LARGE SCALE DEVELOPMENT OF MULTIPLE REPEAT CLASSES OF MICROSATELLITE MARKERS IN COTTON USING AN EFFICIENT SELECTIVE ENRICHMENT PROCEDURE

Department of Trait Development, Dow AgroSciences LLC, 9330 Zionsville Road, Indianapolis, IN 46268

DNA marker analysis is a key component in trait introgression programs aimed at the improvement of crop plants. A primary requisite for such a molecular breeding project is the availability of a large number of polymorphic markers dispersed throughout the genome. Simple sequence repeats (SSR) or microsatellites have proven to be abundant, well distributed and highly polymorphic in many eukaryotic genomes studied so far. Moreover, they are PCR-based, making them amenable to high through-put genotyping analyses. Despite its importance as one of the most important crops, so far, not many microsatellite markers are available in cotton, partly due to its large genome size, tetraploidy, the apparent low level of intra-species polymorphism and the expenditure involved in developing a large number of markers. In order to circumvent the problem of low level of polymorphism and fewer markers within species, populations derived from inter-specific cross are being used to map the available RFLP, SSR or other markers. However, for the crop improvement programs involving cultivars of the same species, this approach is not adequate indicating the need for the development of a large number of polymorphic markers. To generate a large number of markers in G.hirsutum, we have constructed six high quality genomic DNA libraries enriched for multiple types of simple sequence repeat (microsatellite) motifs. Randomly sheared and size selected genomic DNA fragments containing simple sequence repeats were captured by hybridization with biotinylated oligo probes and subsequently cloned and archived in 384-well plates. High density replica filters prepared from the libraries have been screened with end-labeled oligos to identify the positive clones in the libraries. The inserts of these clones have been sequenced and the derived information is utilized to design the primer pairs for PCR amplification of the marker loci. Results and methodology pertaining to the construction and characterization of the microsatellite libraries will be presented.

(Stored data entries)
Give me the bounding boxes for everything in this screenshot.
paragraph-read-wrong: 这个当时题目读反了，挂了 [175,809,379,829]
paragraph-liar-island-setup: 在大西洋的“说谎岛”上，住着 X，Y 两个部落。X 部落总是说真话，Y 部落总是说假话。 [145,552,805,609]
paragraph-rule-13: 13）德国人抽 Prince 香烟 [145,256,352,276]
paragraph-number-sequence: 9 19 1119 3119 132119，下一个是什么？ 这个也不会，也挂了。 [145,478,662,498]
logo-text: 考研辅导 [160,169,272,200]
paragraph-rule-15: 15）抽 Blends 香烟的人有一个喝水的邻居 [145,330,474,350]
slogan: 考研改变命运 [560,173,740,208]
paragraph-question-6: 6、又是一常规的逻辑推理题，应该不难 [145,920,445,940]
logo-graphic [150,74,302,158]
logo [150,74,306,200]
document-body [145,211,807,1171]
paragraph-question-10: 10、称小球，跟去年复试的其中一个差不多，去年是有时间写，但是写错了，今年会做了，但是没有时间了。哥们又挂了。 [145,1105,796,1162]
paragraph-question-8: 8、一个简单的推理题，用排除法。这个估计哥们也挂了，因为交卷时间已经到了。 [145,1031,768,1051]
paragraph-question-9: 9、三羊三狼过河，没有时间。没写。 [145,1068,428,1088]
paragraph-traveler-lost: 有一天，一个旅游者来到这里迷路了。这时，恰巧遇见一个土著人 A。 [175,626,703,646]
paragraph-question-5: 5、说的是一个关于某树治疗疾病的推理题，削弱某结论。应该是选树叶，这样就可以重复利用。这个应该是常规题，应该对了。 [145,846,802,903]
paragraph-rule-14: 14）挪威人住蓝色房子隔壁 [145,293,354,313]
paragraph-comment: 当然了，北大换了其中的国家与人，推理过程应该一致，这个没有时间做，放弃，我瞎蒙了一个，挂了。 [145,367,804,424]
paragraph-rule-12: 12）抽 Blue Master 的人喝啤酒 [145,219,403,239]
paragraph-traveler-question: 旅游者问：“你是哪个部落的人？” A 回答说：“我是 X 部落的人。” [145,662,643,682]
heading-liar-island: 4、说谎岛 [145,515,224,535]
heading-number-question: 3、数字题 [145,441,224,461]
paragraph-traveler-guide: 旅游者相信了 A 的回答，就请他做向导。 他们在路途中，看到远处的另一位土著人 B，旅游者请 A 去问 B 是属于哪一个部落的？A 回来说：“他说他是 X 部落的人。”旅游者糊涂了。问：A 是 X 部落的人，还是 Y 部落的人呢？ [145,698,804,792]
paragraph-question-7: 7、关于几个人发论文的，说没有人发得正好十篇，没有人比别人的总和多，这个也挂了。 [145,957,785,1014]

◆ The task:
Summarize the cotton microsatellite abstract above in two sentences.

◆ Output of the exercise:
Few microsatellite markers are available for cotton, partly because of its large genome, tetraploidy, low intra-species polymorphism and the cost of developing markers, yet crop improvement within a single species needs many polymorphic markers. To generate them in G. hirsutum, six genomic DNA libraries enriched for multiple microsatellite motifs were built by capturing repeat-containing fragments with biotinylated oligo probes, and positive clones identified on replica filters were sequenced to design PCR primer pairs for the marker loci.